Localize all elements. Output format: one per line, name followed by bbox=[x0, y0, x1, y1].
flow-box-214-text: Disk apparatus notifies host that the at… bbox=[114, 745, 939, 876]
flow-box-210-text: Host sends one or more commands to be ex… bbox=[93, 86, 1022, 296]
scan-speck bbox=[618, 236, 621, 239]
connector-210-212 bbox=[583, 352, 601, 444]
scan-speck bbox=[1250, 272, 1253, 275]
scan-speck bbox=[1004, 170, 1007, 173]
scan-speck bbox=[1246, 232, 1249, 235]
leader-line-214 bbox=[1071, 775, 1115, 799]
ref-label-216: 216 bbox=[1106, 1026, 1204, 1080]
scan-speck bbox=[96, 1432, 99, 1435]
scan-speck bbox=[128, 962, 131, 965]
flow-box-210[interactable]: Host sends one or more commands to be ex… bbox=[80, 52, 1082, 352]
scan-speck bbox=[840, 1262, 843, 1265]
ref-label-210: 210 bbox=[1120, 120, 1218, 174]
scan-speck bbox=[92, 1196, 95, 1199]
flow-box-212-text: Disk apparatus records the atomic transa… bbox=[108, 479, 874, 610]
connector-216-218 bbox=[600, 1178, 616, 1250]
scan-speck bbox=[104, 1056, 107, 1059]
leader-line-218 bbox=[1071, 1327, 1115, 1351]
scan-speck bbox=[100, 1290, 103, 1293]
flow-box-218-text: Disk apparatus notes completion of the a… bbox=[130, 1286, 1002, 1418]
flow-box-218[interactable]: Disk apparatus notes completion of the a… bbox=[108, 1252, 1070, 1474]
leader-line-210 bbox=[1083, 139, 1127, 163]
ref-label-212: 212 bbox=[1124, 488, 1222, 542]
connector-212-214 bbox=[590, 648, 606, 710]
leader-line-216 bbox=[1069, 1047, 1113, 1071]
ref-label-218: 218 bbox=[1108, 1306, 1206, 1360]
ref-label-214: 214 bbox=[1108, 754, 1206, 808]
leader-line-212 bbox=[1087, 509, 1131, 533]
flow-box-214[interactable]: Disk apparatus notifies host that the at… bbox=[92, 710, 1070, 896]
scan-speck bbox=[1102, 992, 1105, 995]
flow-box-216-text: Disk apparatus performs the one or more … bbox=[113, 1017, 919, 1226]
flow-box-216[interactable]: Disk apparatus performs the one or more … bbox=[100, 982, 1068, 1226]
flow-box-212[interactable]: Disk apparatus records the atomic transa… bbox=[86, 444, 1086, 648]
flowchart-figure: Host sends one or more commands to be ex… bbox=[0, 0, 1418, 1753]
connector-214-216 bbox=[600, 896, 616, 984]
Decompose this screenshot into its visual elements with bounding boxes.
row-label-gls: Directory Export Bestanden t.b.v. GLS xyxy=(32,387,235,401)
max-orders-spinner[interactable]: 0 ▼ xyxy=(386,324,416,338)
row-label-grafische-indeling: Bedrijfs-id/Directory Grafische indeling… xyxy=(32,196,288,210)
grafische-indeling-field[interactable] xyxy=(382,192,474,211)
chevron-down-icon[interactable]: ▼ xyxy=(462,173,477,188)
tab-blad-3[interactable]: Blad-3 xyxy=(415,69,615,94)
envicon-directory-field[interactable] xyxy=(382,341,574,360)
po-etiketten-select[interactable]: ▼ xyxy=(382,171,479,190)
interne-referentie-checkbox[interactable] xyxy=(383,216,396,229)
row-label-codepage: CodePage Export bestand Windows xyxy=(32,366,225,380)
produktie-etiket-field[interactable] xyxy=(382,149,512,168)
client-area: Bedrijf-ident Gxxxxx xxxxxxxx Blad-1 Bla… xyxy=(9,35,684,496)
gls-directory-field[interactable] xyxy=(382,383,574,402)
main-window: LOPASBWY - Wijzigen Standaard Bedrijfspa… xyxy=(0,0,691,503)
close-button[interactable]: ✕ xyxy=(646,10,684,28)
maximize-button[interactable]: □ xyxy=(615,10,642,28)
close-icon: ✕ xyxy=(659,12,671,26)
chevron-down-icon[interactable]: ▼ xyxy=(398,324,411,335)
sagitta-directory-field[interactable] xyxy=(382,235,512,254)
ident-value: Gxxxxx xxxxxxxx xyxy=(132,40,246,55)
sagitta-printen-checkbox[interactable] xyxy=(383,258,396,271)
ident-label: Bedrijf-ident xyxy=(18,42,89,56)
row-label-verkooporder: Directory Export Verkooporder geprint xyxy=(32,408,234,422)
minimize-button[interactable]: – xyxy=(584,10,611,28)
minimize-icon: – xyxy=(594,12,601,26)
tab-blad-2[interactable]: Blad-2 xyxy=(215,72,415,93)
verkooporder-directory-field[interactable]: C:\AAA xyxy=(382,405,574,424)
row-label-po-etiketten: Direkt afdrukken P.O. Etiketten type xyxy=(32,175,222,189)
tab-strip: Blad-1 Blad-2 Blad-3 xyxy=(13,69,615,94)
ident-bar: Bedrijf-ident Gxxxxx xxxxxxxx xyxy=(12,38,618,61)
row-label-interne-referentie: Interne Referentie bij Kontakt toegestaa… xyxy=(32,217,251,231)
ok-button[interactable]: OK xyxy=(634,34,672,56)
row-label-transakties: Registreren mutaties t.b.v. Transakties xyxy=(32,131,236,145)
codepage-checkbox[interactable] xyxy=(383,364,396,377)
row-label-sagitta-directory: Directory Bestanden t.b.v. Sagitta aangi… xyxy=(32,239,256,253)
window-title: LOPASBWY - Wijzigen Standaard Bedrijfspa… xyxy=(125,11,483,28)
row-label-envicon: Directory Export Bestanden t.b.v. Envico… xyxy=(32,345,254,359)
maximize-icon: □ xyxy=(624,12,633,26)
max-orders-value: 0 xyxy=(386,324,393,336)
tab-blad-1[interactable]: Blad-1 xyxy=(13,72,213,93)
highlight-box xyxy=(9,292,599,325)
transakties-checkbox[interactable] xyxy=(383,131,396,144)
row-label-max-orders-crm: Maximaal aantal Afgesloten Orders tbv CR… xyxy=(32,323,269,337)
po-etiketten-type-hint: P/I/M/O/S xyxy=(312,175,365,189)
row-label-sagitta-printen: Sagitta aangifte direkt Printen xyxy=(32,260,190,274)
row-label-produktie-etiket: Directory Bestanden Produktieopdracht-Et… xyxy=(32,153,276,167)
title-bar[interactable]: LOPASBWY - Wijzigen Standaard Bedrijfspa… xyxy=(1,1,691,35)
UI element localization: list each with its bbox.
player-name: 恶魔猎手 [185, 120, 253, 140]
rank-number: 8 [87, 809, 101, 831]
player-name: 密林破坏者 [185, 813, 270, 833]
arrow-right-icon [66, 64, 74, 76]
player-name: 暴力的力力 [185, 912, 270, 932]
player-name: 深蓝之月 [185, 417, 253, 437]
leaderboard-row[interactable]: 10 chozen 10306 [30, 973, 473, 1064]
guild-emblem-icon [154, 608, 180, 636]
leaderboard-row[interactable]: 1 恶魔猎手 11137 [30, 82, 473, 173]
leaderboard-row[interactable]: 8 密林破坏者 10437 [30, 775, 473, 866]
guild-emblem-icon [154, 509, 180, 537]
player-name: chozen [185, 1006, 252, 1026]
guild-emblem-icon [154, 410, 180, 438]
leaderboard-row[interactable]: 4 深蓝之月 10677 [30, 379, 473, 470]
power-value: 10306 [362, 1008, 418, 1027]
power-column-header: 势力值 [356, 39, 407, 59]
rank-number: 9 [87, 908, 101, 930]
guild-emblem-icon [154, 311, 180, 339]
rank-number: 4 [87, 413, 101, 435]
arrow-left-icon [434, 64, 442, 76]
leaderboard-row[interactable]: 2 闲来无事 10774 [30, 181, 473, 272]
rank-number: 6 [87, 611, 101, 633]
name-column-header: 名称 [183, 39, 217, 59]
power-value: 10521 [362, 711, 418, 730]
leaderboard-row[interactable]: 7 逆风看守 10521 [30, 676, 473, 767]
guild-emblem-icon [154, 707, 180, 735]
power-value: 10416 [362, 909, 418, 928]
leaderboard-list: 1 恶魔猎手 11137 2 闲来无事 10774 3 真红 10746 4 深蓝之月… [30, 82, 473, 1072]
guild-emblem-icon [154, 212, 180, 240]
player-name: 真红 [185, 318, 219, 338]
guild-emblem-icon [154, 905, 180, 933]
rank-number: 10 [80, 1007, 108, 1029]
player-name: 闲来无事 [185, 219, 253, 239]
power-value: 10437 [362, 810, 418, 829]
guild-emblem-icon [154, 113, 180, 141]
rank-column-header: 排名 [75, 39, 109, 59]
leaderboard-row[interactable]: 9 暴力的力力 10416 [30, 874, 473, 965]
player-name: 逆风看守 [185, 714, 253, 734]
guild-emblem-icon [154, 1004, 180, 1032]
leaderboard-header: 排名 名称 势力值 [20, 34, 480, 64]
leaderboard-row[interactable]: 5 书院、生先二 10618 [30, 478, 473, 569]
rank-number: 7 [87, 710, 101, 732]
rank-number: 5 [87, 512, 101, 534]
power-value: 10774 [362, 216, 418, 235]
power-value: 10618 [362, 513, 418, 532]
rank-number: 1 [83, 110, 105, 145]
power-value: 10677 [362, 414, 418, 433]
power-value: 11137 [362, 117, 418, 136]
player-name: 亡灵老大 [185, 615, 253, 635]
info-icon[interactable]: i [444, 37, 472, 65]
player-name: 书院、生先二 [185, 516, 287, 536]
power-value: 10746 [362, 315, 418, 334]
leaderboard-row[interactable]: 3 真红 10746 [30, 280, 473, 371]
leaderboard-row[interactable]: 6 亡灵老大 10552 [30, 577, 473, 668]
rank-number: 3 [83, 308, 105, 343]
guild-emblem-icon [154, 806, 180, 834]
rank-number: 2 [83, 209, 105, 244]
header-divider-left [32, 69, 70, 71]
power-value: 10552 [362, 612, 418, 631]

------------------------------------------------------------------------

Identify every line above that contains the word "column" and copy each of those lines out in full. Case counts.

Complete answer:
power-column-header: 势力值 [356, 39, 407, 59]
name-column-header: 名称 [183, 39, 217, 59]
rank-column-header: 排名 [75, 39, 109, 59]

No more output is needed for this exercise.